• WHAT YOU HAVE TO DO
Copy out the lines that include the word "Matched".

• Data entries for graphics
━━━━━━━━━━━━━━━━━━━━━━━━━━━━━━

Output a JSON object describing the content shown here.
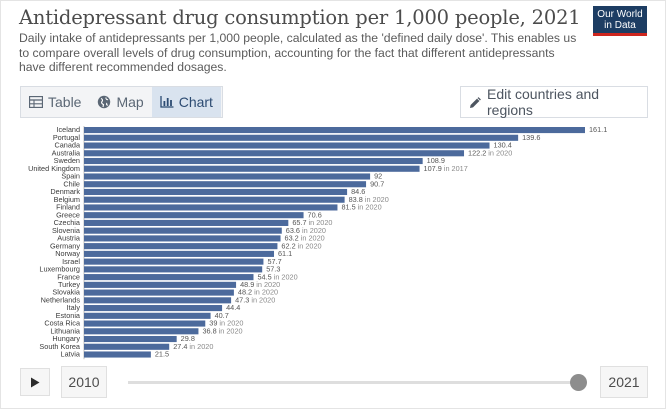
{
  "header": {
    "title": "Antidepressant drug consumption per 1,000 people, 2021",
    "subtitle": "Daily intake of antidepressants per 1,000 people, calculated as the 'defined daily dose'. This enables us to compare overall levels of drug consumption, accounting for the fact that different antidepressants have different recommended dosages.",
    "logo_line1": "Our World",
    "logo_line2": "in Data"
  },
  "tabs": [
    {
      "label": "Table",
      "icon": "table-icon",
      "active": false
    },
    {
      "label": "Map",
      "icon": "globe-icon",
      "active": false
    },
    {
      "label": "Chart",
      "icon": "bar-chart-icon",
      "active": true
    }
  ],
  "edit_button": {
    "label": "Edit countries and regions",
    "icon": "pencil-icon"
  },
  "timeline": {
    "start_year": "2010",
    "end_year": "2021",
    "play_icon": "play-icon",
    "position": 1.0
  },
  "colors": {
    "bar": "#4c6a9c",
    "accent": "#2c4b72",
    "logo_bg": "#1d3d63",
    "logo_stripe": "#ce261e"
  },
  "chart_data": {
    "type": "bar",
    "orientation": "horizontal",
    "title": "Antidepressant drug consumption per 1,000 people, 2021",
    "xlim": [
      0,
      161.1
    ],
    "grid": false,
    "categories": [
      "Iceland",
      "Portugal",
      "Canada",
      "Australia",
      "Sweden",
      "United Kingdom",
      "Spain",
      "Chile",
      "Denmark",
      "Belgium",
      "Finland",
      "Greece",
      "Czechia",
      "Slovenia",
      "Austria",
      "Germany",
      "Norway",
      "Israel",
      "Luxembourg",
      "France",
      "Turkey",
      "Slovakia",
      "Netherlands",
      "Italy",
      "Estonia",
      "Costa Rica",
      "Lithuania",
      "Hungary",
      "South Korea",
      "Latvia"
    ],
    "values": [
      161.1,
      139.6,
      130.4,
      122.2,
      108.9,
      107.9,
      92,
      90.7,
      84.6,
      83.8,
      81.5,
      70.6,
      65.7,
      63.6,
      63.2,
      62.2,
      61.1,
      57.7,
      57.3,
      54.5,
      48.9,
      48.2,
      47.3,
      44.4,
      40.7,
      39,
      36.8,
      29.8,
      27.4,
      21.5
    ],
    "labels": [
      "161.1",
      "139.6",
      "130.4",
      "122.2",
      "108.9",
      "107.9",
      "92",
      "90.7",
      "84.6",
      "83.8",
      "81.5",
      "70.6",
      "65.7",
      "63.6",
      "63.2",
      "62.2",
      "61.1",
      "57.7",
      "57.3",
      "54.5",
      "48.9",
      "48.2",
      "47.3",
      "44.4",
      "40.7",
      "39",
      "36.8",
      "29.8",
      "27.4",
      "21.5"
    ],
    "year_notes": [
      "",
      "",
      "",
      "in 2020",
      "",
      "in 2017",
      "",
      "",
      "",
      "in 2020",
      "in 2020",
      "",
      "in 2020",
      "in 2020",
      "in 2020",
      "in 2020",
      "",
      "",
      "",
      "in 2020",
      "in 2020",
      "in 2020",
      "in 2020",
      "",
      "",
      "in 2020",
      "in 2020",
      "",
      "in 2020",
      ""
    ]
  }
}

━━━━━━━━━━━━━━━━━━━━━━━━━━━━━━

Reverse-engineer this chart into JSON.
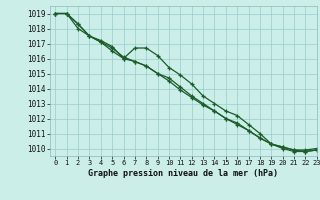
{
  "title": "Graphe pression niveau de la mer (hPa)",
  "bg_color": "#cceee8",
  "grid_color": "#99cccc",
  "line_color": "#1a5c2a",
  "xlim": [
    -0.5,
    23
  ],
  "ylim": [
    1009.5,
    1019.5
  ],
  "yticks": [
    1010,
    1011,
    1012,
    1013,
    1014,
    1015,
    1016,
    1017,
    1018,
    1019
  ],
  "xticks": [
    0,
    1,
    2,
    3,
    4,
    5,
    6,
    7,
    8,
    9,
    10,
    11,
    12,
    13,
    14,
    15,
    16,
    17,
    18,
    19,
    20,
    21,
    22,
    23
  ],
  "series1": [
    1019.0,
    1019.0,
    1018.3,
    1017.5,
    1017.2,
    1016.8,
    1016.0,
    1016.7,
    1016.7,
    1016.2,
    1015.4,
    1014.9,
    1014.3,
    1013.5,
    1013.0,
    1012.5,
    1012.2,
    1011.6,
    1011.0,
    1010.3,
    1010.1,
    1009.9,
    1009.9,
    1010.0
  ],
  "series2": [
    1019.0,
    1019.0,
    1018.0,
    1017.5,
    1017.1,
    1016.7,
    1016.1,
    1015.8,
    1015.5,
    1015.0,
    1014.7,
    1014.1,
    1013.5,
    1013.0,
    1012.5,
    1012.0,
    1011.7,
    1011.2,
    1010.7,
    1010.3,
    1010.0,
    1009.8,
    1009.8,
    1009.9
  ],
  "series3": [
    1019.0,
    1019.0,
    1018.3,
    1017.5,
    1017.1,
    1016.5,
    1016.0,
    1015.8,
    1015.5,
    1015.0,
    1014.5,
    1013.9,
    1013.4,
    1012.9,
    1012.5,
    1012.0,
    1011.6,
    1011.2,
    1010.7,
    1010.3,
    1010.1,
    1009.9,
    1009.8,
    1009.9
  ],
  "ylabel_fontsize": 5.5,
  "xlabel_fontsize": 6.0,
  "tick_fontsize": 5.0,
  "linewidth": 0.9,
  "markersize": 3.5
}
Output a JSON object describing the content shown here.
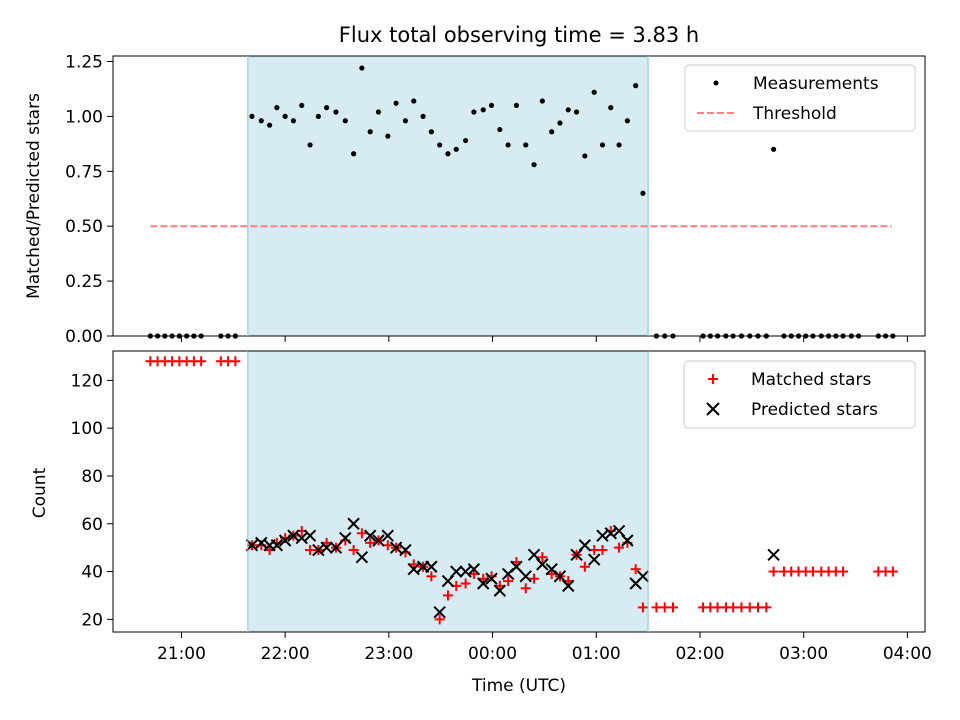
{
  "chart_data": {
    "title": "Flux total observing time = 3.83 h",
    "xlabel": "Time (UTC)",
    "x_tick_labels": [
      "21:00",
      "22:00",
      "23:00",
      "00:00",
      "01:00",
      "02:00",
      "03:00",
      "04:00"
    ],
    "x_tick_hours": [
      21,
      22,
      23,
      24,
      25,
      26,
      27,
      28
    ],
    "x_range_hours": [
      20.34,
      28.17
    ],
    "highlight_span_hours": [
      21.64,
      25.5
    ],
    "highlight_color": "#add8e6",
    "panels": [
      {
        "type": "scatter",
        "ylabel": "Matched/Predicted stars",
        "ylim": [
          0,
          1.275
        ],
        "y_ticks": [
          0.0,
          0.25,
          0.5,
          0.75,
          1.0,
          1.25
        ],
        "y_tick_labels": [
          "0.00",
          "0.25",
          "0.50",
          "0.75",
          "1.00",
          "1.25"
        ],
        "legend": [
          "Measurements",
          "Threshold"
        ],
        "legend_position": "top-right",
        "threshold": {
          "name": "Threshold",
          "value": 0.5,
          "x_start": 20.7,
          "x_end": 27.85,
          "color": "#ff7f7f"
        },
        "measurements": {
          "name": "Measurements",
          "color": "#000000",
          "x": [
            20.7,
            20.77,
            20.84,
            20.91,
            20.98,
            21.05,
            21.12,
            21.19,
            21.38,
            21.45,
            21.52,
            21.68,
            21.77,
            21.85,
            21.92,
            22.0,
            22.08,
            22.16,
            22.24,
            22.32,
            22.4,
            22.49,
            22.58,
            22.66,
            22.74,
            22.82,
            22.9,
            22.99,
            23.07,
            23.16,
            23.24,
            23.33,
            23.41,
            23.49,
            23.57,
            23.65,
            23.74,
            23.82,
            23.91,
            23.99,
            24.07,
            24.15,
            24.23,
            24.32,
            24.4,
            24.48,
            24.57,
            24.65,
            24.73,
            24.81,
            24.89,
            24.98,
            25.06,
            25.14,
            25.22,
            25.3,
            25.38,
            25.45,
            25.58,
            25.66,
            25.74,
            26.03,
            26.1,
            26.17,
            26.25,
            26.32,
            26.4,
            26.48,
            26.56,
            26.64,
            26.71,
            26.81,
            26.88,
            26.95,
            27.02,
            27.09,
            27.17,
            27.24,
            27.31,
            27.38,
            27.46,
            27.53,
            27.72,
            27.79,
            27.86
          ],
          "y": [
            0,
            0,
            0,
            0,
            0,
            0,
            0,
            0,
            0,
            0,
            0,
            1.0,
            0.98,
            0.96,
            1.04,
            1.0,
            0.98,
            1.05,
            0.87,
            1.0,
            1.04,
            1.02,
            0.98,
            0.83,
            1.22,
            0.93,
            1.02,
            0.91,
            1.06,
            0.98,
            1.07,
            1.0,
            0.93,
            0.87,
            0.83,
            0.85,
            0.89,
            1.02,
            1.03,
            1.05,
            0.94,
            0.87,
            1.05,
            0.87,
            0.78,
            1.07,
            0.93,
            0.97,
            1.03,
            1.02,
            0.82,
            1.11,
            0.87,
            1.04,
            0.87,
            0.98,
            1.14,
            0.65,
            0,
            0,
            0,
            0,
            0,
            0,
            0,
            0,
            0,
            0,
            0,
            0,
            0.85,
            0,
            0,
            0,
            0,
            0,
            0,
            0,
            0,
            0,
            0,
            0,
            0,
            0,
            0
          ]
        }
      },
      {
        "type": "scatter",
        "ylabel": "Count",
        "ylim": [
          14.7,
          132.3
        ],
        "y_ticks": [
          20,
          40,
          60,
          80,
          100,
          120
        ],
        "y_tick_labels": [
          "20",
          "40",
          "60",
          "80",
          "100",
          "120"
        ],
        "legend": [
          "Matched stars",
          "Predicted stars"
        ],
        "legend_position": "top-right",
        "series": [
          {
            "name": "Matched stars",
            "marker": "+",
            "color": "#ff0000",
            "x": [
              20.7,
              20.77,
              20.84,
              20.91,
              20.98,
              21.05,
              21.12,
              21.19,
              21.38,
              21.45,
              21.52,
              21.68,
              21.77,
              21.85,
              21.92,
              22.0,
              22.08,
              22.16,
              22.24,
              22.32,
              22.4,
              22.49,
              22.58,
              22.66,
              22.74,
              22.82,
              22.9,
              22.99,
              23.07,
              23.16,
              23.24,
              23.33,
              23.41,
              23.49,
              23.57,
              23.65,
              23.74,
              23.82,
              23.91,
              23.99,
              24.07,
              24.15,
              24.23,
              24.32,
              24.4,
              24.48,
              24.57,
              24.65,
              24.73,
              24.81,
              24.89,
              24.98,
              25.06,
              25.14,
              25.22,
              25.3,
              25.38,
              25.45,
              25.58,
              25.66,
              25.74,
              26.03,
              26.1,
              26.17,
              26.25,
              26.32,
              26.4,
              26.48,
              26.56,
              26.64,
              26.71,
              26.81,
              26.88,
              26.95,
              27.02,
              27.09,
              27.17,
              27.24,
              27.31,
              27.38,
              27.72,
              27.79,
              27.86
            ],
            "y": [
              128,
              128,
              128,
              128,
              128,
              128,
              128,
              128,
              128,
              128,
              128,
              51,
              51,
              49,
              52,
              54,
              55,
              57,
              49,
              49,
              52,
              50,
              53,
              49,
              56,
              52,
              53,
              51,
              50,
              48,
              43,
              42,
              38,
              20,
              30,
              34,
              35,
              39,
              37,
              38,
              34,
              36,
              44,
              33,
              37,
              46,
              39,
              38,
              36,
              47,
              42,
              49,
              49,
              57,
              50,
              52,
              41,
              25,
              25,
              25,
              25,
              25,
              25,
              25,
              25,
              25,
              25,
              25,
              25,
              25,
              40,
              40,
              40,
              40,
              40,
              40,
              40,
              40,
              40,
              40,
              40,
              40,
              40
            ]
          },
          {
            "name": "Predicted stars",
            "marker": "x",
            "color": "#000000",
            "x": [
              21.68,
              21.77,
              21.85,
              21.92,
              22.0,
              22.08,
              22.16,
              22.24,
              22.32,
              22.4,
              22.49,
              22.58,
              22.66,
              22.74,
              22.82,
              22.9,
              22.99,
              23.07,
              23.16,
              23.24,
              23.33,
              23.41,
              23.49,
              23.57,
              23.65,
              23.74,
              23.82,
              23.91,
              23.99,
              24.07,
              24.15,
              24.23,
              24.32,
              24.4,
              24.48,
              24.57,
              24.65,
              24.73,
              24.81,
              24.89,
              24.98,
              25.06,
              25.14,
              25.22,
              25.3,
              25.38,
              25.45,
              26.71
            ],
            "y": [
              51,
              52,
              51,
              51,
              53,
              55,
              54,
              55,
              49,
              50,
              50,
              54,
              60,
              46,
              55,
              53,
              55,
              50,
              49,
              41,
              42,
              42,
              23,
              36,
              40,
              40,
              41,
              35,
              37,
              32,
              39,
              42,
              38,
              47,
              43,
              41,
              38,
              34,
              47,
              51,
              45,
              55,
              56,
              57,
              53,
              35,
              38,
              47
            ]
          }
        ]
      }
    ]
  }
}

━━━━━━━━━━━━━━━━━━━━━━━━━━━━━━

• OUTPUT OF THE TASK
        "ylabel": "Matched/Predicted stars",
          "Matched stars",
            "name": "Matched stars",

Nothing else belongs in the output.